**Task directions:**
Copy out each line of the material below that holds the string "name".

**Supplied entries:**

· · · · · · ·

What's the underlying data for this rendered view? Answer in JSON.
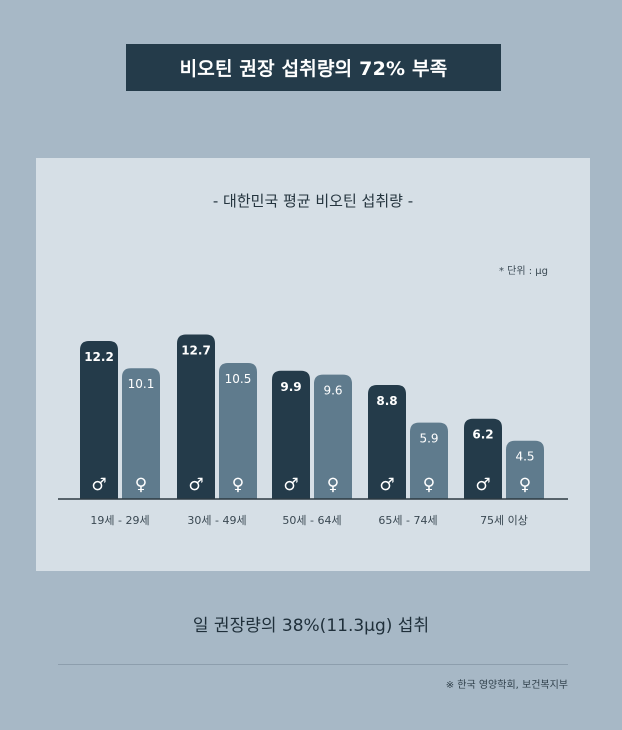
{
  "headline": "비오틴 권장 섭취량의 72% 부족",
  "chart_data": {
    "type": "bar",
    "title": "- 대한민국 평균 비오틴 섭취량 -",
    "unit_note": "* 단위 : μg",
    "categories": [
      "19세 - 29세",
      "30세 - 49세",
      "50세 - 64세",
      "65세 - 74세",
      "75세 이상"
    ],
    "series": [
      {
        "name": "♂",
        "color": "#243b4a",
        "values": [
          12.2,
          12.7,
          9.9,
          8.8,
          6.2
        ]
      },
      {
        "name": "♀",
        "color": "#5f7b8d",
        "values": [
          10.1,
          10.5,
          9.6,
          5.9,
          4.5
        ]
      }
    ],
    "ylim": [
      0,
      13.5
    ],
    "grid": false,
    "legend": "none"
  },
  "caption": "일 권장량의 38%(11.3μg) 섭취",
  "source": "※ 한국 영양학회, 보건복지부"
}
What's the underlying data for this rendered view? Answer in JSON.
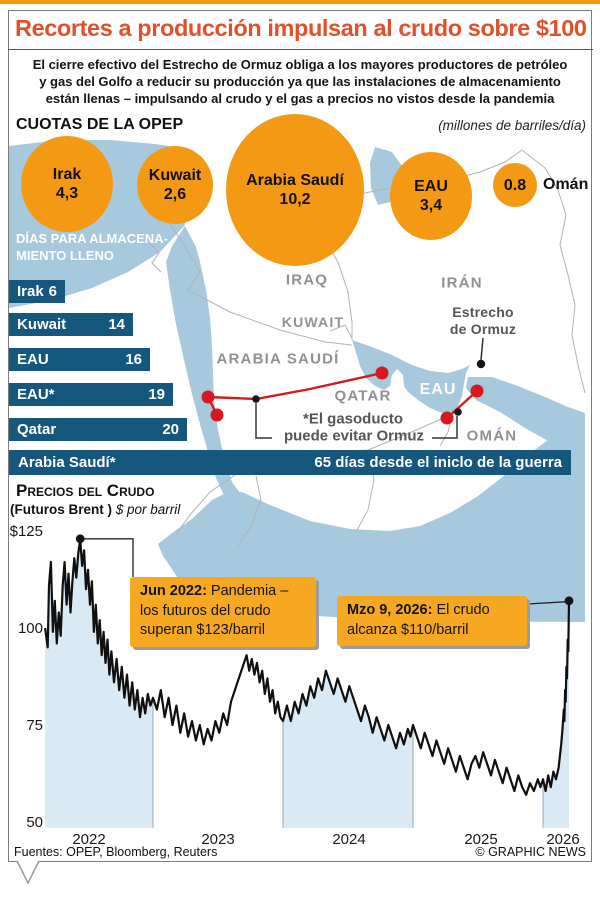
{
  "header": {
    "title": "Recortes a producción impulsan al crudo sobre $100",
    "intro_lines": [
      "El cierre efectivo del Estrecho de Ormuz obliga a los mayores productores de petróleo",
      "y gas del Golfo a reducir su producción ya que las instalaciones de almacenamiento",
      "están llenas – impulsando al crudo y el gas a precios no vistos desde la pandemia"
    ]
  },
  "opec": {
    "heading": "CUOTAS DE LA OPEP",
    "unit": "(millones de barriles/día)",
    "circles": [
      {
        "name": "Irak",
        "value": "4,3"
      },
      {
        "name": "Kuwait",
        "value": "2,6"
      },
      {
        "name": "Arabia Saudí",
        "value": "10,2"
      },
      {
        "name": "EAU",
        "value": "3,4"
      },
      {
        "name": "",
        "value": "0.8"
      }
    ],
    "oman_label": "Omán"
  },
  "storage": {
    "heading_lines": [
      "DÍAS PARA ALMACENA-",
      "MIENTO LLENO"
    ],
    "bars": [
      {
        "label": "Irak",
        "value": "6"
      },
      {
        "label": "Kuwait",
        "value": "14"
      },
      {
        "label": "EAU",
        "value": "16"
      },
      {
        "label": "EAU*",
        "value": "19"
      },
      {
        "label": "Qatar",
        "value": "20"
      }
    ],
    "saudi_bar": {
      "label": "Arabia Saudí*",
      "note": "65 días desde el iniclo de la guerra"
    }
  },
  "map": {
    "labels": {
      "iraq": "IRAQ",
      "iran": "IRÁN",
      "kuwait": "KUWAIT",
      "saudi": "ARABIA SAUDÍ",
      "qatar": "QATAR",
      "eau": "EAU",
      "oman": "OMÁN"
    },
    "strait_lines": [
      "Estrecho",
      "de Ormuz"
    ],
    "pipeline_note_lines": [
      "*El gasoducto",
      "puede evitar Ormuz"
    ]
  },
  "chart_data": {
    "type": "line",
    "title": "Precios del Crudo",
    "subtitle_bold": "(Futuros Brent )",
    "subtitle_italic": " $ por barril",
    "ylabel": "$ por barril",
    "ylim": [
      50,
      125
    ],
    "yticks": [
      {
        "v": 125,
        "label": "$125"
      },
      {
        "v": 100,
        "label": "100"
      },
      {
        "v": 75,
        "label": "75"
      },
      {
        "v": 50,
        "label": "50"
      }
    ],
    "xticks": [
      "2022",
      "2023",
      "2024",
      "2025",
      "2026"
    ],
    "grid": false,
    "legend": "none",
    "fill_bands": [
      [
        2022.17,
        2023.0
      ],
      [
        2024.0,
        2025.0
      ],
      [
        2026.0,
        2026.2
      ]
    ],
    "year_lines": [
      2023,
      2024,
      2025,
      2026
    ],
    "series": [
      {
        "name": "Brent",
        "points": [
          [
            2022.17,
            100
          ],
          [
            2022.19,
            95
          ],
          [
            2022.2,
            111
          ],
          [
            2022.215,
            117
          ],
          [
            2022.23,
            99
          ],
          [
            2022.245,
            107
          ],
          [
            2022.26,
            96
          ],
          [
            2022.275,
            104
          ],
          [
            2022.29,
            98
          ],
          [
            2022.305,
            111
          ],
          [
            2022.32,
            117
          ],
          [
            2022.335,
            106
          ],
          [
            2022.35,
            114
          ],
          [
            2022.365,
            104
          ],
          [
            2022.38,
            112
          ],
          [
            2022.395,
            118
          ],
          [
            2022.41,
            113
          ],
          [
            2022.425,
            119
          ],
          [
            2022.44,
            123
          ],
          [
            2022.455,
            116
          ],
          [
            2022.47,
            120
          ],
          [
            2022.485,
            110
          ],
          [
            2022.5,
            115
          ],
          [
            2022.515,
            106
          ],
          [
            2022.53,
            112
          ],
          [
            2022.545,
            99
          ],
          [
            2022.56,
            106
          ],
          [
            2022.575,
            96
          ],
          [
            2022.59,
            102
          ],
          [
            2022.605,
            93
          ],
          [
            2022.62,
            99
          ],
          [
            2022.635,
            91
          ],
          [
            2022.65,
            97
          ],
          [
            2022.665,
            88
          ],
          [
            2022.68,
            94
          ],
          [
            2022.7,
            86
          ],
          [
            2022.72,
            92
          ],
          [
            2022.74,
            84
          ],
          [
            2022.76,
            90
          ],
          [
            2022.78,
            82
          ],
          [
            2022.8,
            88
          ],
          [
            2022.82,
            80
          ],
          [
            2022.84,
            86
          ],
          [
            2022.86,
            79
          ],
          [
            2022.88,
            84
          ],
          [
            2022.9,
            77
          ],
          [
            2022.92,
            82
          ],
          [
            2022.94,
            78
          ],
          [
            2022.96,
            83
          ],
          [
            2022.98,
            80
          ],
          [
            2023.0,
            82
          ],
          [
            2023.03,
            79
          ],
          [
            2023.06,
            84
          ],
          [
            2023.09,
            77
          ],
          [
            2023.12,
            82
          ],
          [
            2023.15,
            75
          ],
          [
            2023.18,
            80
          ],
          [
            2023.21,
            73
          ],
          [
            2023.24,
            78
          ],
          [
            2023.27,
            72
          ],
          [
            2023.3,
            76
          ],
          [
            2023.33,
            71
          ],
          [
            2023.36,
            75
          ],
          [
            2023.39,
            70
          ],
          [
            2023.42,
            74
          ],
          [
            2023.45,
            71
          ],
          [
            2023.48,
            76
          ],
          [
            2023.51,
            73
          ],
          [
            2023.54,
            78
          ],
          [
            2023.57,
            75
          ],
          [
            2023.6,
            81
          ],
          [
            2023.63,
            84
          ],
          [
            2023.66,
            87
          ],
          [
            2023.69,
            90
          ],
          [
            2023.72,
            93
          ],
          [
            2023.74,
            89
          ],
          [
            2023.76,
            92
          ],
          [
            2023.78,
            88
          ],
          [
            2023.8,
            91
          ],
          [
            2023.82,
            86
          ],
          [
            2023.84,
            89
          ],
          [
            2023.86,
            83
          ],
          [
            2023.88,
            87
          ],
          [
            2023.9,
            81
          ],
          [
            2023.92,
            84
          ],
          [
            2023.94,
            78
          ],
          [
            2023.96,
            81
          ],
          [
            2023.98,
            77
          ],
          [
            2024.0,
            76
          ],
          [
            2024.03,
            80
          ],
          [
            2024.06,
            76
          ],
          [
            2024.09,
            81
          ],
          [
            2024.12,
            78
          ],
          [
            2024.15,
            83
          ],
          [
            2024.18,
            80
          ],
          [
            2024.21,
            85
          ],
          [
            2024.24,
            82
          ],
          [
            2024.27,
            87
          ],
          [
            2024.3,
            84
          ],
          [
            2024.33,
            89
          ],
          [
            2024.36,
            86
          ],
          [
            2024.39,
            83
          ],
          [
            2024.42,
            87
          ],
          [
            2024.45,
            84
          ],
          [
            2024.48,
            81
          ],
          [
            2024.51,
            85
          ],
          [
            2024.54,
            82
          ],
          [
            2024.57,
            79
          ],
          [
            2024.6,
            76
          ],
          [
            2024.63,
            80
          ],
          [
            2024.66,
            77
          ],
          [
            2024.69,
            73
          ],
          [
            2024.72,
            77
          ],
          [
            2024.75,
            74
          ],
          [
            2024.78,
            71
          ],
          [
            2024.81,
            75
          ],
          [
            2024.84,
            72
          ],
          [
            2024.87,
            69
          ],
          [
            2024.9,
            73
          ],
          [
            2024.93,
            70
          ],
          [
            2024.96,
            74
          ],
          [
            2024.98,
            72
          ],
          [
            2025.0,
            75
          ],
          [
            2025.03,
            72
          ],
          [
            2025.06,
            69
          ],
          [
            2025.09,
            73
          ],
          [
            2025.12,
            70
          ],
          [
            2025.15,
            67
          ],
          [
            2025.18,
            71
          ],
          [
            2025.21,
            68
          ],
          [
            2025.24,
            65
          ],
          [
            2025.27,
            69
          ],
          [
            2025.3,
            66
          ],
          [
            2025.33,
            63
          ],
          [
            2025.36,
            67
          ],
          [
            2025.39,
            64
          ],
          [
            2025.42,
            61
          ],
          [
            2025.45,
            65
          ],
          [
            2025.48,
            67
          ],
          [
            2025.51,
            64
          ],
          [
            2025.54,
            68
          ],
          [
            2025.57,
            65
          ],
          [
            2025.6,
            62
          ],
          [
            2025.63,
            66
          ],
          [
            2025.66,
            63
          ],
          [
            2025.69,
            60
          ],
          [
            2025.72,
            64
          ],
          [
            2025.75,
            61
          ],
          [
            2025.78,
            58
          ],
          [
            2025.81,
            62
          ],
          [
            2025.84,
            59
          ],
          [
            2025.87,
            57
          ],
          [
            2025.9,
            60
          ],
          [
            2025.93,
            58
          ],
          [
            2025.96,
            61
          ],
          [
            2025.98,
            59
          ],
          [
            2026.0,
            61
          ],
          [
            2026.02,
            58
          ],
          [
            2026.04,
            62
          ],
          [
            2026.06,
            59
          ],
          [
            2026.08,
            63
          ],
          [
            2026.1,
            61
          ],
          [
            2026.12,
            64
          ],
          [
            2026.13,
            67
          ],
          [
            2026.14,
            70
          ],
          [
            2026.15,
            74
          ],
          [
            2026.16,
            79
          ],
          [
            2026.165,
            76
          ],
          [
            2026.17,
            84
          ],
          [
            2026.175,
            81
          ],
          [
            2026.18,
            90
          ],
          [
            2026.185,
            87
          ],
          [
            2026.19,
            97
          ],
          [
            2026.195,
            94
          ],
          [
            2026.2,
            107
          ]
        ]
      }
    ],
    "annotations": [
      {
        "lead": "Jun 2022:",
        "lines": [
          "Pandemia –",
          "los futuros del crudo",
          "superan $123/barril"
        ],
        "value_ref": "$123/barril"
      },
      {
        "lead": "Mzo 9, 2026:",
        "lines": [
          "El crudo",
          "alcanza $110/barril"
        ],
        "value_ref": "$110/barril"
      }
    ]
  },
  "footer": {
    "sources": "Fuentes: OPEP, Bloomberg, Reuters",
    "credit": "© GRAPHIC NEWS"
  },
  "colors": {
    "accent_orange": "#F49914",
    "annotation_orange": "#F7A823",
    "title_red": "#E0502A",
    "bar_blue": "#16587D",
    "water_blue": "#A6C9DD",
    "chart_fill_blue": "#D9EAF5",
    "pipeline_red": "#D6191F",
    "line_black": "#101010"
  }
}
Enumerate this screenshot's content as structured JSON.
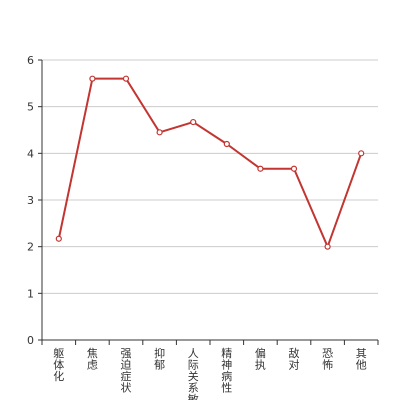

· · · · · · ·

**Written solution:**
        "name": "♂",
        "name": "♀",
        "name": "Irak",
        "name": "Kuwait",
        "name": "Arabia Saudí",
        "name": "EAU",
        "name": "",
        "name": "Brent",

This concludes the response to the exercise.